> **EXERCISE AIM**
Copy out all lines carrying the word "erkélyéről".
— START DATA ENTRIES —
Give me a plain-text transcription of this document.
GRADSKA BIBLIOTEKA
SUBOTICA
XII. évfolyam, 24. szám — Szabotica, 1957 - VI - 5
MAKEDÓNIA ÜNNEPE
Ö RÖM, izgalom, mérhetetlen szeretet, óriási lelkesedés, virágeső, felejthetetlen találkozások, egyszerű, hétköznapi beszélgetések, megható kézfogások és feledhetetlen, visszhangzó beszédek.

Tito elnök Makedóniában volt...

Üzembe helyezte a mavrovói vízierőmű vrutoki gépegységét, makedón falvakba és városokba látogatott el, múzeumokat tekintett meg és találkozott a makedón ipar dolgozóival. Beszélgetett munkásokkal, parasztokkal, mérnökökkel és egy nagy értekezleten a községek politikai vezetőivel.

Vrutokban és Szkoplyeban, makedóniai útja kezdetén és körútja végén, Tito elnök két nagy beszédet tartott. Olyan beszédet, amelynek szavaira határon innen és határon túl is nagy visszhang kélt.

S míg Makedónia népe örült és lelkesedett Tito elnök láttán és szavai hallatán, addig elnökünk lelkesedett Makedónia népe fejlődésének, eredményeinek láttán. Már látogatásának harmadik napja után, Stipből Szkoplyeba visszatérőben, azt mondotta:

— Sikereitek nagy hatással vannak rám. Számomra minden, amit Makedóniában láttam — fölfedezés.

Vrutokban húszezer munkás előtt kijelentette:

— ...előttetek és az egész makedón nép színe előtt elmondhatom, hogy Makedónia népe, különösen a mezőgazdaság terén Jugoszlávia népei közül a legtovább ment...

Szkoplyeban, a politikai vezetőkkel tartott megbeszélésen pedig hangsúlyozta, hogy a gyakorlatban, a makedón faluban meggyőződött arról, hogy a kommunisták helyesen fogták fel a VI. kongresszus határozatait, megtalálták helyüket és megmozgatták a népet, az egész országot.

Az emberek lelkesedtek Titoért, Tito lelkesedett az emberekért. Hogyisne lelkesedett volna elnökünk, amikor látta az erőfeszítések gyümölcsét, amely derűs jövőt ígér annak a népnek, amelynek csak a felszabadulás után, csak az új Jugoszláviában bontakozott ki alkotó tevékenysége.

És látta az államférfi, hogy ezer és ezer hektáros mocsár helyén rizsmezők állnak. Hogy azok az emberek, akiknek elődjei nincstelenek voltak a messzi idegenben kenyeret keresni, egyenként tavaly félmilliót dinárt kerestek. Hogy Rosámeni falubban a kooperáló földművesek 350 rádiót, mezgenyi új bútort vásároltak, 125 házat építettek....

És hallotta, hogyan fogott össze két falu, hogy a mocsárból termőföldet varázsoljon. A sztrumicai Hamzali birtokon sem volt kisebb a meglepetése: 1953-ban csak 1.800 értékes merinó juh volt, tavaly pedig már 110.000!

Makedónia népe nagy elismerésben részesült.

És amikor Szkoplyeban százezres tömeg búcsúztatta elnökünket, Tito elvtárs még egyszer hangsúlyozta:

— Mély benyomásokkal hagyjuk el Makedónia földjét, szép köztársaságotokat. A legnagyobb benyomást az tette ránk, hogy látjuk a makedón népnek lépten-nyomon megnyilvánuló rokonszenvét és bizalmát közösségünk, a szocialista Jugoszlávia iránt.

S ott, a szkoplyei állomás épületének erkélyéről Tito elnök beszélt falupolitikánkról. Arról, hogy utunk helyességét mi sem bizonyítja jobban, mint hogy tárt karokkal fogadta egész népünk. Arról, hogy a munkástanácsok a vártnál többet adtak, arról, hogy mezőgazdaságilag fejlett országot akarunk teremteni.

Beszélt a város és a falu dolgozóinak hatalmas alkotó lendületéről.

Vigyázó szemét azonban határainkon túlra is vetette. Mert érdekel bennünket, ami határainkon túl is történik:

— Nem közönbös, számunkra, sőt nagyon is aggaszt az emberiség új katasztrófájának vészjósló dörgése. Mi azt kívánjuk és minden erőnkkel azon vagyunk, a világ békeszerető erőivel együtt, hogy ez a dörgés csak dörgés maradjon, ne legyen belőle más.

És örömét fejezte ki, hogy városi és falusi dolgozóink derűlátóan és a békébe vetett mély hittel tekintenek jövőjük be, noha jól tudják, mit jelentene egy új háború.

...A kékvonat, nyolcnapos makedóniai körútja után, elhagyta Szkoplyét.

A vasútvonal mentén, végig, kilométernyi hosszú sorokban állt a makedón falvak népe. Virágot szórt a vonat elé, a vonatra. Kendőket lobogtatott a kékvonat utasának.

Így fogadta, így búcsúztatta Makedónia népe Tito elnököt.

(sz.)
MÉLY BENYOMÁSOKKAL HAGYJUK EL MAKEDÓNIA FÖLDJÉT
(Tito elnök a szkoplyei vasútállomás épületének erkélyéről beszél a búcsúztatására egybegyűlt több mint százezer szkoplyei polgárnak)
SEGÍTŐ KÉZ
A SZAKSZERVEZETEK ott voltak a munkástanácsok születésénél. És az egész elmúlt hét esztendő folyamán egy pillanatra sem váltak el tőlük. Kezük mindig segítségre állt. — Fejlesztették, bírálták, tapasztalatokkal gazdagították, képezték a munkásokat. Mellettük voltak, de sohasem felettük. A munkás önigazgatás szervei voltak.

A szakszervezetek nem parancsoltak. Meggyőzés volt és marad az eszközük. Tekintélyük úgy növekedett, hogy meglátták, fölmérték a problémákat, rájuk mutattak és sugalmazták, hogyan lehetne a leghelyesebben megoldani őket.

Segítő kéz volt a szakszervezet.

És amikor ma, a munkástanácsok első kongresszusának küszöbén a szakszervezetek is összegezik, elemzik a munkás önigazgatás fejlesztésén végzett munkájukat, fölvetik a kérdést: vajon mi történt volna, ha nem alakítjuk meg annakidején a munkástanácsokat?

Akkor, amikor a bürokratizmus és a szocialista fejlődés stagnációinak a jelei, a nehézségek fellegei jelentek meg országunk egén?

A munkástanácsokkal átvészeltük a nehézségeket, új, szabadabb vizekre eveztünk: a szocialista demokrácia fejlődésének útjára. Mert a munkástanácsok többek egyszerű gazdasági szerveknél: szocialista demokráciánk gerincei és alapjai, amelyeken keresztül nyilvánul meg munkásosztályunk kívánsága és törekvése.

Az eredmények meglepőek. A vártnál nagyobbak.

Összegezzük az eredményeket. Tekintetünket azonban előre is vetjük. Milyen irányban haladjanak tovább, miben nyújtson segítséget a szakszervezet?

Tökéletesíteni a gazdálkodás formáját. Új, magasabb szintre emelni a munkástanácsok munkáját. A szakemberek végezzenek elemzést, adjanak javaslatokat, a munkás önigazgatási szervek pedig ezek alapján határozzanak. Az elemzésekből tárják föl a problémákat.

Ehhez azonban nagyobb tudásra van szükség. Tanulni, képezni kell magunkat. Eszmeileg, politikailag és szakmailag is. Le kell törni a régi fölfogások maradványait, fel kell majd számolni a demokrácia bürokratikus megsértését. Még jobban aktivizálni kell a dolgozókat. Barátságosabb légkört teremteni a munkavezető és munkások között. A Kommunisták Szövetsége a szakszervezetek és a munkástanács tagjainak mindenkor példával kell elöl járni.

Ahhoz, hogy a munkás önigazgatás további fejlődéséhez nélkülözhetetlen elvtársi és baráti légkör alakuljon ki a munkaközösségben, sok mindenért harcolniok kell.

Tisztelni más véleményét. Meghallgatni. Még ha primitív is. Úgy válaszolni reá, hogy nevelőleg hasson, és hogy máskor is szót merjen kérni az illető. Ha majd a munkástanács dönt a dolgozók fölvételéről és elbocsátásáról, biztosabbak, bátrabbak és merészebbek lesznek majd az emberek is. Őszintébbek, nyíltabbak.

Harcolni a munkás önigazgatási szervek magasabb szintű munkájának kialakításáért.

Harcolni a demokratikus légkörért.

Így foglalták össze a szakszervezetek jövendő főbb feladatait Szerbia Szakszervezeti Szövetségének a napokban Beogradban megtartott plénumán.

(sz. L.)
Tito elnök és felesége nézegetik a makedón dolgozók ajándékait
— END DATA ENTRIES —
> **WRITTEN RESPONSE**
S ott, a szkoplyei állomás épületének erkélyéről Tito elnök beszélt falupolitikánkról. Arról, hogy utunk helyességét mi sem bizonyítja jobban, mint hogy tárt karokkal fogadta egész népünk. Arról, hogy a munkástanácsok a vártnál többet adtak, arról, hogy mezőgazdaságilag fejlett országot akarunk teremteni.
(Tito elnök a szkoplyei vasútállomás épületének erkélyéről beszél a búcsúztatására egybegyűlt több mint százezer szkoplyei polgárnak)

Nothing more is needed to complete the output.